Your task: Would you extract the whole listing below and retype it exactly?

Input:
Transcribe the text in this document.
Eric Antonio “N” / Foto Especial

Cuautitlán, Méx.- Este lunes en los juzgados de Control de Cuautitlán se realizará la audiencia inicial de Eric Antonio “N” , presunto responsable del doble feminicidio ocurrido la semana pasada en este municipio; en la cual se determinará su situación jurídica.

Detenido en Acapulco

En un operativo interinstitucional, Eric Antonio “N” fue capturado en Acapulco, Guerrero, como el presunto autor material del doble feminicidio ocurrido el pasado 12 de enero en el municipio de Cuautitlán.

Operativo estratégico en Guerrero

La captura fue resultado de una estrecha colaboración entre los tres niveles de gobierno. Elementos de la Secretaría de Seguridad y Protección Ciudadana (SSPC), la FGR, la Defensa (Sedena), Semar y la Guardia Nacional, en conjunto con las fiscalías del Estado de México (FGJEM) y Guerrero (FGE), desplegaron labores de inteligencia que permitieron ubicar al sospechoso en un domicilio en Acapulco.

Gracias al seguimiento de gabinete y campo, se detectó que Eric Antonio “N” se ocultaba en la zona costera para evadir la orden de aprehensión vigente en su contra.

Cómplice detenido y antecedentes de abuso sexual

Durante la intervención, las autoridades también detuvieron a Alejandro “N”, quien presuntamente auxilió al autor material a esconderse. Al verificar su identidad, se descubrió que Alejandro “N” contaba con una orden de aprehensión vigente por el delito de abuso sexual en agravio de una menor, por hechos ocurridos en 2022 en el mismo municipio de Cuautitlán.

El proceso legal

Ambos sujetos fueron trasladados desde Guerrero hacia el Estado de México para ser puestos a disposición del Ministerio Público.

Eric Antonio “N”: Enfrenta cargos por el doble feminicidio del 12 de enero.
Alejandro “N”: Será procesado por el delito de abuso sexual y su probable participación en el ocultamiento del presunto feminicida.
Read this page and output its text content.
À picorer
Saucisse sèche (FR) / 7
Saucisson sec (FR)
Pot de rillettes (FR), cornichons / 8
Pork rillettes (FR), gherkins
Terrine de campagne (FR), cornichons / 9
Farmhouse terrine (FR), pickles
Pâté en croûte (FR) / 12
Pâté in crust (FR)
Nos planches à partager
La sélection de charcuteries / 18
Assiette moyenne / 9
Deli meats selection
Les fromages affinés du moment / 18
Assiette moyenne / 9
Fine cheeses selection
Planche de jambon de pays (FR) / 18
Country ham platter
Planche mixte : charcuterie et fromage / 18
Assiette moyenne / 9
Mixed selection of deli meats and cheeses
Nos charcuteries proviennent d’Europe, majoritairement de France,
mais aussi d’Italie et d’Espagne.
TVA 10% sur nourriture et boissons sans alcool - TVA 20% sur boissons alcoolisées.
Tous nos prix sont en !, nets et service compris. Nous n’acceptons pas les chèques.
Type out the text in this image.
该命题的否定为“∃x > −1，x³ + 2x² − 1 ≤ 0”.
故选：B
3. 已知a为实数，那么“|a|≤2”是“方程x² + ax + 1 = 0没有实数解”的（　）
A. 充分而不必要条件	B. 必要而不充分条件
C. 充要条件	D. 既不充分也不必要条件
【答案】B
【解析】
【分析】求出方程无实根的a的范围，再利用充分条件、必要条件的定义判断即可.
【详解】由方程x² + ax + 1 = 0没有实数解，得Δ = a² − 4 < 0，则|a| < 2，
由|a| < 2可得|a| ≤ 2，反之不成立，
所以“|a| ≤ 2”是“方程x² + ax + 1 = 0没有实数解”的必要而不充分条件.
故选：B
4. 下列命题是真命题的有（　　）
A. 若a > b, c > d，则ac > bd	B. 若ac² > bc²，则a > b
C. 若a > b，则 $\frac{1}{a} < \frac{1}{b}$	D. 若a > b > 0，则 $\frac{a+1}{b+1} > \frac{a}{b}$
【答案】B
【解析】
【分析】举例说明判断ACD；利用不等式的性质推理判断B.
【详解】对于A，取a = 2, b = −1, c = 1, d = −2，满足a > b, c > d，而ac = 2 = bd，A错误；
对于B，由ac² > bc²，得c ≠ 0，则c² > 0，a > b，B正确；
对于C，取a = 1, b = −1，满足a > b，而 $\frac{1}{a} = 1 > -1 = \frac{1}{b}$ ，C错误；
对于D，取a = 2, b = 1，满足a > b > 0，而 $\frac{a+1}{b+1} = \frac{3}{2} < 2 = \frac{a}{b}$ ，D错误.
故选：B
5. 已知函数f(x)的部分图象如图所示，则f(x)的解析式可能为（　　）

Answer to the exercise:
Transcribe the text in this document.
Eric Antonio “N” / Foto Especial

Cuautitlán, Méx.- Este lunes en los juzgados de Control de Cuautitlán se realizará la audiencia inicial de Eric Antonio “N” , presunto responsable del doble feminicidio ocurrido la semana pasada en este municipio; en la cual se determinará su situación jurídica.

Detenido en Acapulco

En un operativo interinstitucional, Eric Antonio “N” fue capturado en Acapulco, Guerrero, como el presunto autor material del doble feminicidio ocurrido el pasado 12 de enero en el municipio de Cuautitlán.

Operativo estratégico en Guerrero

La captura fue resultado de una estrecha colaboración entre los tres niveles de gobierno. Elementos de la Secretaría de Seguridad y Protección Ciudadana (SSPC), la FGR, la Defensa (Sedena), Semar y la Guardia Nacional, en conjunto con las fiscalías del Estado de México (FGJEM) y Guerrero (FGE), desplegaron labores de inteligencia que permitieron ubicar al sospechoso en un domicilio en Acapulco.

Gracias al seguimiento de gabinete y campo, se detectó que Eric Antonio “N” se ocultaba en la zona costera para evadir la orden de aprehensión vigente en su contra.

Cómplice detenido y antecedentes de abuso sexual

Durante la intervención, las autoridades también detuvieron a Alejandro “N”, quien presuntamente auxilió al autor material a esconderse. Al verificar su identidad, se descubrió que Alejandro “N” contaba con una orden de aprehensión vigente por el delito de abuso sexual en agravio de una menor, por hechos ocurridos en 2022 en el mismo municipio de Cuautitlán.

El proceso legal

Ambos sujetos fueron trasladados desde Guerrero hacia el Estado de México para ser puestos a disposición del Ministerio Público.

Eric Antonio “N”: Enfrenta cargos por el doble feminicidio del 12 de enero.
Alejandro “N”: Será procesado por el delito de abuso sexual y su probable participación en el ocultamiento del presunto feminicida.
Read this page and output its text content.
À picorer
Saucisse sèche (FR) / 7
Saucisson sec (FR)
Pot de rillettes (FR), cornichons / 8
Pork rillettes (FR), gherkins
Terrine de campagne (FR), cornichons / 9
Farmhouse terrine (FR), pickles
Pâté en croûte (FR) / 12
Pâté in crust (FR)
Nos planches à partager
La sélection de charcuteries / 18
Assiette moyenne / 9
Deli meats selection
Les fromages affinés du moment / 18
Assiette moyenne / 9
Fine cheeses selection
Planche de jambon de pays (FR) / 18
Country ham platter
Planche mixte : charcuterie et fromage / 18
Assiette moyenne / 9
Mixed selection of deli meats and cheeses
Nos charcuteries proviennent d’Europe, majoritairement de France,
mais aussi d’Italie et d’Espagne.
TVA 10% sur nourriture et boissons sans alcool - TVA 20% sur boissons alcoolisées.
Tous nos prix sont en !, nets et service compris. Nous n’acceptons pas les chèques.
Type out the text in this image.
该命题的否定为“∃x > −1，x³ + 2x² − 1 ≤ 0”.
故选：B
3. 已知a为实数，那么“|a|≤2”是“方程x² + ax + 1 = 0没有实数解”的（　）
A. 充分而不必要条件	B. 必要而不充分条件
C. 充要条件	D. 既不充分也不必要条件
【答案】B
【解析】
【分析】求出方程无实根的a的范围，再利用充分条件、必要条件的定义判断即可.
【详解】由方程x² + ax + 1 = 0没有实数解，得Δ = a² − 4 < 0，则|a| < 2，
由|a| < 2可得|a| ≤ 2，反之不成立，
所以“|a| ≤ 2”是“方程x² + ax + 1 = 0没有实数解”的必要而不充分条件.
故选：B
4. 下列命题是真命题的有（　　）
A. 若a > b, c > d，则ac > bd	B. 若ac² > bc²，则a > b
C. 若a > b，则 $\frac{1}{a} < \frac{1}{b}$	D. 若a > b > 0，则 $\frac{a+1}{b+1} > \frac{a}{b}$
【答案】B
【解析】
【分析】举例说明判断ACD；利用不等式的性质推理判断B.
【详解】对于A，取a = 2, b = −1, c = 1, d = −2，满足a > b, c > d，而ac = 2 = bd，A错误；
对于B，由ac² > bc²，得c ≠ 0，则c² > 0，a > b，B正确；
对于C，取a = 1, b = −1，满足a > b，而 $\frac{1}{a} = 1 > -1 = \frac{1}{b}$ ，C错误；
对于D，取a = 2, b = 1，满足a > b > 0，而 $\frac{a+1}{b+1} = \frac{3}{2} < 2 = \frac{a}{b}$ ，D错误.
故选：B
5. 已知函数f(x)的部分图象如图所示，则f(x)的解析式可能为（　　）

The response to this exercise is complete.